■ TASK GOAL
Restate the full listing word for word and leave the pictures out.

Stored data
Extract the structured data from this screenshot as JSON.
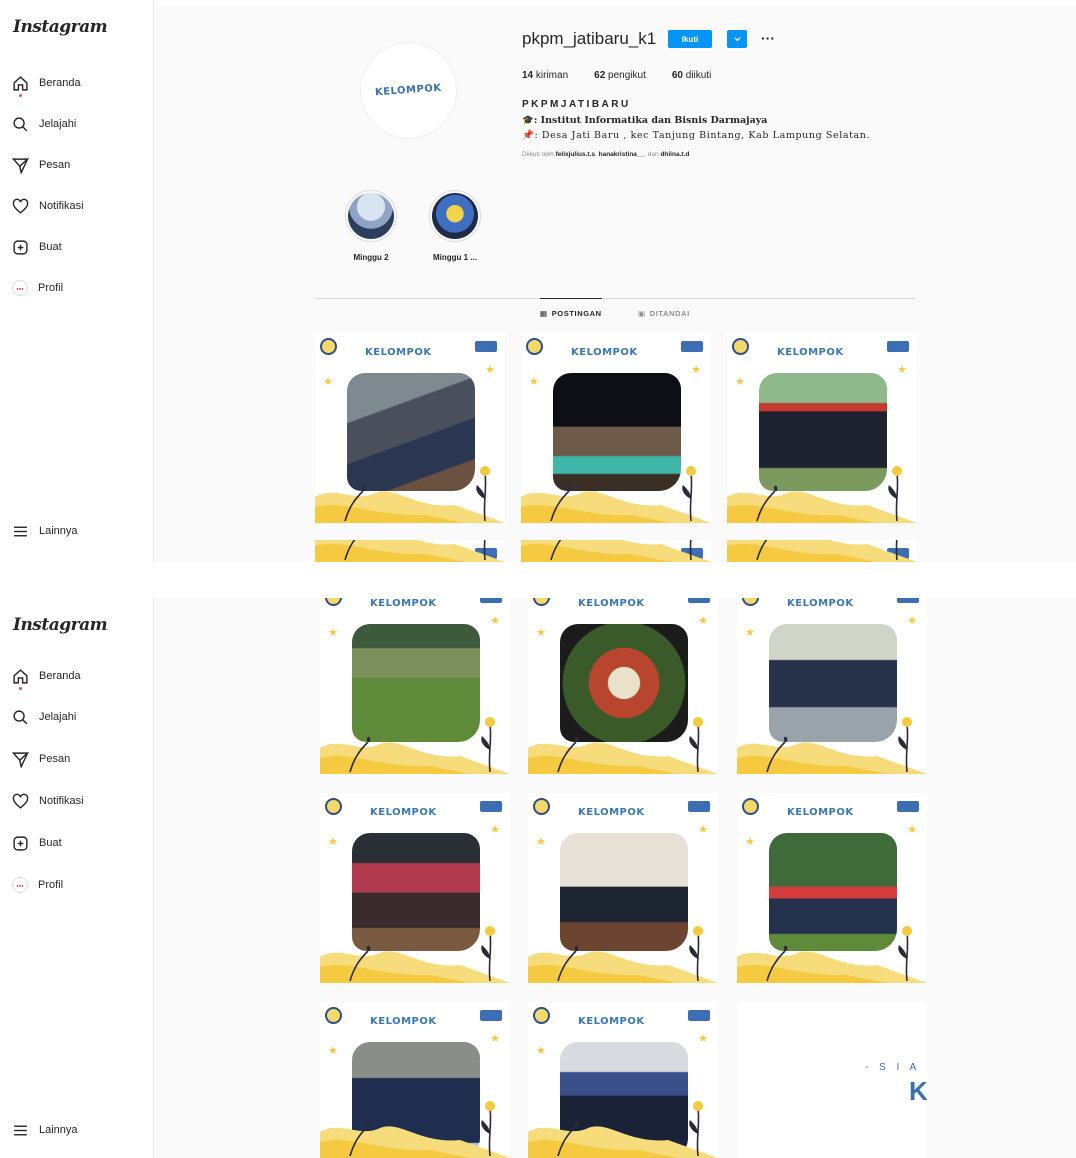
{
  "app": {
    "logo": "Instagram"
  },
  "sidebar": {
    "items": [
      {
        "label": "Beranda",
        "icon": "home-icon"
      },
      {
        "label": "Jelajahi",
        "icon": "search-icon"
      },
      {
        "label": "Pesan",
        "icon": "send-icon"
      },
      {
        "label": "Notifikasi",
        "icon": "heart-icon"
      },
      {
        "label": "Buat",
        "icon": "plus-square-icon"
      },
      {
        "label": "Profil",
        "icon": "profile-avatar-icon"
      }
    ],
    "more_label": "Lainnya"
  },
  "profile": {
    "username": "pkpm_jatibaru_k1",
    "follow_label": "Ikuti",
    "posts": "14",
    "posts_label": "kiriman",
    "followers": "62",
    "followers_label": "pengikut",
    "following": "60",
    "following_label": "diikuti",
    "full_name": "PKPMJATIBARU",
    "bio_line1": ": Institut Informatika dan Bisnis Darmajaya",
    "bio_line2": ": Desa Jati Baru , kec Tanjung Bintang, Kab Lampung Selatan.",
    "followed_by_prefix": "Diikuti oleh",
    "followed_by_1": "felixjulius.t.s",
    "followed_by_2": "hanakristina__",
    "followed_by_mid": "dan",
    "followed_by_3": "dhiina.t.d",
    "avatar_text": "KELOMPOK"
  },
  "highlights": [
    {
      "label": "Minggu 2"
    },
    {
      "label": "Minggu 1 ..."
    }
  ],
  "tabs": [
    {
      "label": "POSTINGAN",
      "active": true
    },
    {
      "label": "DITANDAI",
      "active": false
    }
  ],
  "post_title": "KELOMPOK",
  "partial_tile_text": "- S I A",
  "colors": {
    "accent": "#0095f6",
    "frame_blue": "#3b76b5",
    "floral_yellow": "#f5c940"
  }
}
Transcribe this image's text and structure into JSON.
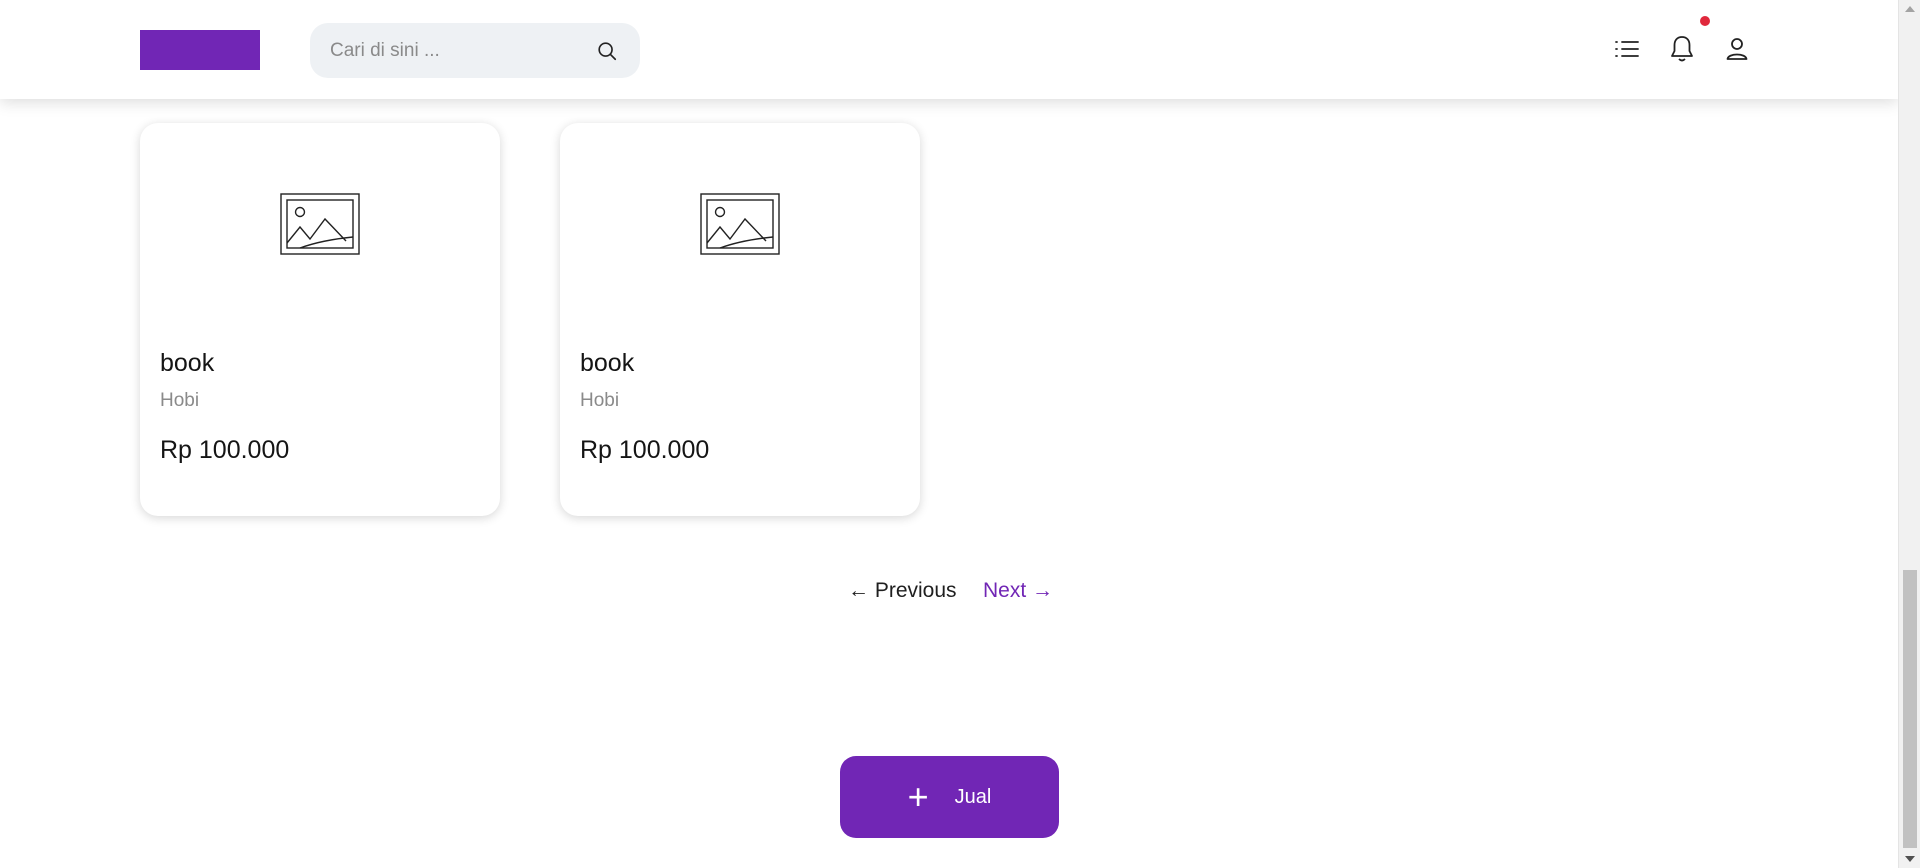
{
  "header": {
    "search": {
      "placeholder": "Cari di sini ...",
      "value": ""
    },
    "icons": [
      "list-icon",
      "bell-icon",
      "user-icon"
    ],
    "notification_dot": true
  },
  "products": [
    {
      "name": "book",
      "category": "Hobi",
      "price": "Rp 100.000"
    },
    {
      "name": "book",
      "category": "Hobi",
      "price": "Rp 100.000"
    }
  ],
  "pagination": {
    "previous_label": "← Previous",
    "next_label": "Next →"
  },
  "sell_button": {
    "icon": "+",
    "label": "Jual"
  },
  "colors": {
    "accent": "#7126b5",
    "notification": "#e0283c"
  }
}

■ COMPLETED TASK
Extract the structured data from this screenshot as JSON.
{
  "app": {
    "logo": "Instagram"
  },
  "sidebar": {
    "items": [
      {
        "label": "Beranda",
        "icon": "home-icon"
      },
      {
        "label": "Jelajahi",
        "icon": "search-icon"
      },
      {
        "label": "Pesan",
        "icon": "send-icon"
      },
      {
        "label": "Notifikasi",
        "icon": "heart-icon"
      },
      {
        "label": "Buat",
        "icon": "plus-square-icon"
      },
      {
        "label": "Profil",
        "icon": "profile-avatar-icon"
      }
    ],
    "more_label": "Lainnya"
  },
  "profile": {
    "username": "pkpm_jatibaru_k1",
    "follow_label": "Ikuti",
    "posts": "14",
    "posts_label": "kiriman",
    "followers": "62",
    "followers_label": "pengikut",
    "following": "60",
    "following_label": "diikuti",
    "full_name": "PKPMJATIBARU",
    "bio_line1": ": Institut Informatika dan Bisnis Darmajaya",
    "bio_line2": ": Desa Jati Baru , kec Tanjung Bintang, Kab Lampung Selatan.",
    "followed_by_prefix": "Diikuti oleh",
    "followed_by_1": "felixjulius.t.s",
    "followed_by_2": "hanakristina__",
    "followed_by_mid": "dan",
    "followed_by_3": "dhiina.t.d",
    "avatar_text": "KELOMPOK"
  },
  "highlights": [
    {
      "label": "Minggu 2"
    },
    {
      "label": "Minggu 1 ..."
    }
  ],
  "tabs": [
    {
      "label": "POSTINGAN",
      "active": true
    },
    {
      "label": "DITANDAI",
      "active": false
    }
  ],
  "post_title": "KELOMPOK",
  "partial_tile_text": "- S I A",
  "colors": {
    "accent": "#0095f6",
    "frame_blue": "#3b76b5",
    "floral_yellow": "#f5c940"
  }
}
Transcribe this image's text and structure into JSON.
{
  "header": {
    "search": {
      "placeholder": "Cari di sini ...",
      "value": ""
    },
    "icons": [
      "list-icon",
      "bell-icon",
      "user-icon"
    ],
    "notification_dot": true
  },
  "products": [
    {
      "name": "book",
      "category": "Hobi",
      "price": "Rp 100.000"
    },
    {
      "name": "book",
      "category": "Hobi",
      "price": "Rp 100.000"
    }
  ],
  "pagination": {
    "previous_label": "← Previous",
    "next_label": "Next →"
  },
  "sell_button": {
    "icon": "+",
    "label": "Jual"
  },
  "colors": {
    "accent": "#7126b5",
    "notification": "#e0283c"
  }
}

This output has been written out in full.